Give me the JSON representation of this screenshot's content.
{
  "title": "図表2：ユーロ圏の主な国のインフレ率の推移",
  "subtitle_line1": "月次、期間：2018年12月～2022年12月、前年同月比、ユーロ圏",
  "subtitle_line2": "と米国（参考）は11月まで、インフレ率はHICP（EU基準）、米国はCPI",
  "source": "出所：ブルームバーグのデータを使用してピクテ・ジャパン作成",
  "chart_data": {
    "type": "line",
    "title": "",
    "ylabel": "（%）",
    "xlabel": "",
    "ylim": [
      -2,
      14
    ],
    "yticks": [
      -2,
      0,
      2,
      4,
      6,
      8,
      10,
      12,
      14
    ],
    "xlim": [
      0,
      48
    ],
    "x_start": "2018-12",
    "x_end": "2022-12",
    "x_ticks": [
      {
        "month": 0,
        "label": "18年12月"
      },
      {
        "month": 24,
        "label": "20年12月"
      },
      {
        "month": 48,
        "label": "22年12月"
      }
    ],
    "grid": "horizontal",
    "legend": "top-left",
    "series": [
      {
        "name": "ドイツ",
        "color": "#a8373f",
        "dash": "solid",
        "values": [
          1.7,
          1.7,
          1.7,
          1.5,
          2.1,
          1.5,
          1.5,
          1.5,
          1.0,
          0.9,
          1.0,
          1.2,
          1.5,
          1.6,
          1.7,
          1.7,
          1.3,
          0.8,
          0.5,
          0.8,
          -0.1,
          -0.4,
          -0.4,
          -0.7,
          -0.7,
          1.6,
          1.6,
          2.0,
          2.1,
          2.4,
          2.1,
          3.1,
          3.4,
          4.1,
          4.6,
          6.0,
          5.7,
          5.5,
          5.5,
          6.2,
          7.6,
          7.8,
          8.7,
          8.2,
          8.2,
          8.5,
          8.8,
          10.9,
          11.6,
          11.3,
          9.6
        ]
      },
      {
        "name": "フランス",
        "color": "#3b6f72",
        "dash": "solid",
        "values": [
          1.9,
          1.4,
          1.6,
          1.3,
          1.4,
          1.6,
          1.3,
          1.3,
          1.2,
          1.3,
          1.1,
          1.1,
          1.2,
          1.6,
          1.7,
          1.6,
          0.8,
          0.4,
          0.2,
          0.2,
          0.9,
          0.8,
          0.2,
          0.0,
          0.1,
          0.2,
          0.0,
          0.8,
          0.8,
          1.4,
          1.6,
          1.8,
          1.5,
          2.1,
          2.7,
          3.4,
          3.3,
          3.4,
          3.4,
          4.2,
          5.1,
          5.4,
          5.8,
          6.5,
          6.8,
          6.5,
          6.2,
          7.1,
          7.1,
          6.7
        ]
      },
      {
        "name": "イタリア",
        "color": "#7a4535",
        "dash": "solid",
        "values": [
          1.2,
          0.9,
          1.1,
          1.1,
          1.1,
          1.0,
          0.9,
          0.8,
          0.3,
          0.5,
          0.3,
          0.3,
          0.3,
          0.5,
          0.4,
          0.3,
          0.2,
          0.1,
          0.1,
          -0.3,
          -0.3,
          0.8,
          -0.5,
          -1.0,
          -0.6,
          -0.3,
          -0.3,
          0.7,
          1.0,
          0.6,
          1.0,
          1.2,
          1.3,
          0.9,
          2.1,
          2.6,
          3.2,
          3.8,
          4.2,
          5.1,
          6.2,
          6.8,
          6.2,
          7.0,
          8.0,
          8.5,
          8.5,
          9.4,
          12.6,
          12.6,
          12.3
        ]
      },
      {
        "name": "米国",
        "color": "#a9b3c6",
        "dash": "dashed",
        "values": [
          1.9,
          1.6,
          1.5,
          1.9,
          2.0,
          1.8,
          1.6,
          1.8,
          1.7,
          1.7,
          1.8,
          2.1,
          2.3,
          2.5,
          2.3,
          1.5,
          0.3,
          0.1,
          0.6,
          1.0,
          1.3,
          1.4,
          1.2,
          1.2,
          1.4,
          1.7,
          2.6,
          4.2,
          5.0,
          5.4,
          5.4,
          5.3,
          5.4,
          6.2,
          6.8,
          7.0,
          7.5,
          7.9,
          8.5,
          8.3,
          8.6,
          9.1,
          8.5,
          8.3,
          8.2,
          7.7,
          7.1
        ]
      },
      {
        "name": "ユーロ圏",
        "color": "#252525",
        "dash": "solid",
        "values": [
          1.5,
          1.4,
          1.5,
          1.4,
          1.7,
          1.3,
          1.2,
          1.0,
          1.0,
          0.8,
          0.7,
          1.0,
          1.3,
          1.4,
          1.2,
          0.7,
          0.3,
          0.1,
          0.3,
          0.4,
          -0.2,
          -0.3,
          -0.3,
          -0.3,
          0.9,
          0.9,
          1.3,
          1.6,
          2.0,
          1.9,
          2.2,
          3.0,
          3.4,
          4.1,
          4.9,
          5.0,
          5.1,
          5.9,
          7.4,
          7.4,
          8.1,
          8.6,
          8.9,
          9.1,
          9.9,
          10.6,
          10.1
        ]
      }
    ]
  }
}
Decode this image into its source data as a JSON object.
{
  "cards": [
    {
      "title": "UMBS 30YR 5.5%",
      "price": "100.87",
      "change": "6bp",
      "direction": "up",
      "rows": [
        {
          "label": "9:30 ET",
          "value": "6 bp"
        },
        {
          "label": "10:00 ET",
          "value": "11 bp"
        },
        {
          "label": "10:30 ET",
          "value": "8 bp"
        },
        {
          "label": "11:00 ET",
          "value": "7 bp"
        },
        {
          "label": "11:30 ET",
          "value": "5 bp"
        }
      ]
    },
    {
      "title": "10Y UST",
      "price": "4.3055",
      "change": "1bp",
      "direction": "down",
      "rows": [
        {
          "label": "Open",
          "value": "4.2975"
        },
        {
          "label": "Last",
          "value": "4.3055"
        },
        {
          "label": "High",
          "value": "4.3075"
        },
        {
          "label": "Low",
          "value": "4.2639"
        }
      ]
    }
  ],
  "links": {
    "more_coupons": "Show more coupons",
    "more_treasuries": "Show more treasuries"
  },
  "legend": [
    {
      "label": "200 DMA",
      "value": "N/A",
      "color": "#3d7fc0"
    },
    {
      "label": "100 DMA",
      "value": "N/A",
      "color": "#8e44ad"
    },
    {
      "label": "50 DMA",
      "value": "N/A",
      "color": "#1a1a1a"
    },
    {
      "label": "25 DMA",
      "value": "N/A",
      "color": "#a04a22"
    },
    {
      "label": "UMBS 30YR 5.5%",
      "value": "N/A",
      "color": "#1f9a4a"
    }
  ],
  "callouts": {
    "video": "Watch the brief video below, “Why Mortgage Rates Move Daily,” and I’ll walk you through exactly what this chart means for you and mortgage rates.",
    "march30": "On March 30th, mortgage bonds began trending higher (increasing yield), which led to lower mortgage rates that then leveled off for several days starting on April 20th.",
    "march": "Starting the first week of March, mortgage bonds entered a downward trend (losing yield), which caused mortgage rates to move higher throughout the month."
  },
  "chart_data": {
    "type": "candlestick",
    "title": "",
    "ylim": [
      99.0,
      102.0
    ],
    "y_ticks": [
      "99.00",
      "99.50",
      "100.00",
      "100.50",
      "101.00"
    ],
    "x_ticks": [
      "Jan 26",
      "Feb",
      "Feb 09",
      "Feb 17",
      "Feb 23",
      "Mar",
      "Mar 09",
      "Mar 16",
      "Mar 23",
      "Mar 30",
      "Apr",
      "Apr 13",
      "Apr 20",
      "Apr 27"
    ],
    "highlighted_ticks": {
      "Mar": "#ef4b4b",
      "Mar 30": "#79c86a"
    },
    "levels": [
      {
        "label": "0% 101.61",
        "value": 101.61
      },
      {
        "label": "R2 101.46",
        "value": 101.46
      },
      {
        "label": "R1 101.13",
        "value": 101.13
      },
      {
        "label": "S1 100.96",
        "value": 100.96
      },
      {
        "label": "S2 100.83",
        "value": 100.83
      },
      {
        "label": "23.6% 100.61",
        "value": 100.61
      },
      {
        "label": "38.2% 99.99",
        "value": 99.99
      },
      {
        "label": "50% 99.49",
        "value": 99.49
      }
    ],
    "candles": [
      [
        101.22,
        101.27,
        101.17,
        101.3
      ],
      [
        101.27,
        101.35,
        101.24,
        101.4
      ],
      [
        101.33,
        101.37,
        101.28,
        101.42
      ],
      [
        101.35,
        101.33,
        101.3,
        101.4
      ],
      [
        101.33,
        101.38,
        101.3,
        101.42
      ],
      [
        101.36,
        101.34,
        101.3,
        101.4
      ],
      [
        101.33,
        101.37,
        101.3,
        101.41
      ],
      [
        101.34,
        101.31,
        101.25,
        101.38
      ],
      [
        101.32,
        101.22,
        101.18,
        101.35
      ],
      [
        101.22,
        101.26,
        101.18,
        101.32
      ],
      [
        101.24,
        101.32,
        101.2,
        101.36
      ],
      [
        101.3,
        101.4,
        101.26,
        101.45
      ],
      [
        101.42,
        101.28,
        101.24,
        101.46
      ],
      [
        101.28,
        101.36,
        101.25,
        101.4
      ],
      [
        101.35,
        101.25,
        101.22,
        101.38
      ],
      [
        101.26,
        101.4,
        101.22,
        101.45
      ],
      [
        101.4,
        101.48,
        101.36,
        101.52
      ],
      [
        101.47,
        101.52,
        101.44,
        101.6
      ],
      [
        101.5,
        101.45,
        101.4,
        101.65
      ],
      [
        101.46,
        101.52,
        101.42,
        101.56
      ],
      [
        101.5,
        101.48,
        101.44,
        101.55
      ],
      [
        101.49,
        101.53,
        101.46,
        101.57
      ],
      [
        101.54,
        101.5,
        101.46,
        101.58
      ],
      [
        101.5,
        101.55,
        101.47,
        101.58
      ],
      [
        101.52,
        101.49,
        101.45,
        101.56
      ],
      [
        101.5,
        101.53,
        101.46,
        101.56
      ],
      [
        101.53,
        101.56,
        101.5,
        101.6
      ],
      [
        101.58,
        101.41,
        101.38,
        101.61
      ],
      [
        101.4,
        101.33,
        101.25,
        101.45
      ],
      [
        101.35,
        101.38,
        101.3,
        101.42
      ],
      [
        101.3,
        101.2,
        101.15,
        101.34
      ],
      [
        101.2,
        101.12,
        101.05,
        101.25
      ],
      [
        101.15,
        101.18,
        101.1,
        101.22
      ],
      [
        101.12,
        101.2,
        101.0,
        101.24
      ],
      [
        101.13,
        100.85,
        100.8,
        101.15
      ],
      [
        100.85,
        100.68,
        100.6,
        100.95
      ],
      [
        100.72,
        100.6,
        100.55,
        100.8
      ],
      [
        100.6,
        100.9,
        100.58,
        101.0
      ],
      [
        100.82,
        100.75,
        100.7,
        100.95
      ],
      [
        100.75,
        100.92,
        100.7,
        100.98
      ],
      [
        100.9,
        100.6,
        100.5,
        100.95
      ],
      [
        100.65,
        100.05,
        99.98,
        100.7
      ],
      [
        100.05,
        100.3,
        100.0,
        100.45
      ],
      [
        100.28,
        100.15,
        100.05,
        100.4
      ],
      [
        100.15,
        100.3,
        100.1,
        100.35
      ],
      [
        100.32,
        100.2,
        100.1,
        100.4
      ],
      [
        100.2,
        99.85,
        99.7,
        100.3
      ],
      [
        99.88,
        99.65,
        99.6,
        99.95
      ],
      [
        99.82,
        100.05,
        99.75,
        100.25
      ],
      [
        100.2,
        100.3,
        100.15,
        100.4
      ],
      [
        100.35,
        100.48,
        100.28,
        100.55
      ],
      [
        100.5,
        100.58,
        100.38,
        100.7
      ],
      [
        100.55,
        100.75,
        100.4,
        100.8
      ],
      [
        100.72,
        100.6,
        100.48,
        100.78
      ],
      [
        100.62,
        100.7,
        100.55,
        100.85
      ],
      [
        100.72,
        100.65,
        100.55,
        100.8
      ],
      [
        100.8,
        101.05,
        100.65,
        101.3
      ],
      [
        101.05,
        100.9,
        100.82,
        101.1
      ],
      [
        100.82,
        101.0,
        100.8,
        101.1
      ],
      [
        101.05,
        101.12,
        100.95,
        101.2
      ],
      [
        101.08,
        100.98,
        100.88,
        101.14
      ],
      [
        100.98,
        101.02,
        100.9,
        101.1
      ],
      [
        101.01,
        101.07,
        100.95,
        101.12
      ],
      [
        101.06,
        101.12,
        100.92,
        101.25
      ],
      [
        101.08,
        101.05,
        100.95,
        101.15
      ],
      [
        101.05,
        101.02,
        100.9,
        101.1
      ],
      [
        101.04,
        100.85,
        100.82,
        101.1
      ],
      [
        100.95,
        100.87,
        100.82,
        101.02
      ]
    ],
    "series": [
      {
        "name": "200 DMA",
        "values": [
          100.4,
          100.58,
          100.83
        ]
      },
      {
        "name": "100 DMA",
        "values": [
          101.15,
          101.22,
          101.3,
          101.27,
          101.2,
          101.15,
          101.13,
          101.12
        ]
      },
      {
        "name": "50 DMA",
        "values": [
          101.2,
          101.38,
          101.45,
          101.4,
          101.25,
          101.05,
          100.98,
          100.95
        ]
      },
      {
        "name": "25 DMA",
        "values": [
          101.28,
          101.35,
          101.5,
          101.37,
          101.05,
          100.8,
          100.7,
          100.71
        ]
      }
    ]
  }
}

◆ REQUEST:
From the data, pick out every line that includes "this".

◆ EXPECTED ANSWER:
Give me the JSON representation of this screenshot's content.
Decode this image into its source data as a JSON object.
    "video": "Watch the brief video below, “Why Mortgage Rates Move Daily,” and I’ll walk you through exactly what this chart means for you and mortgage rates.",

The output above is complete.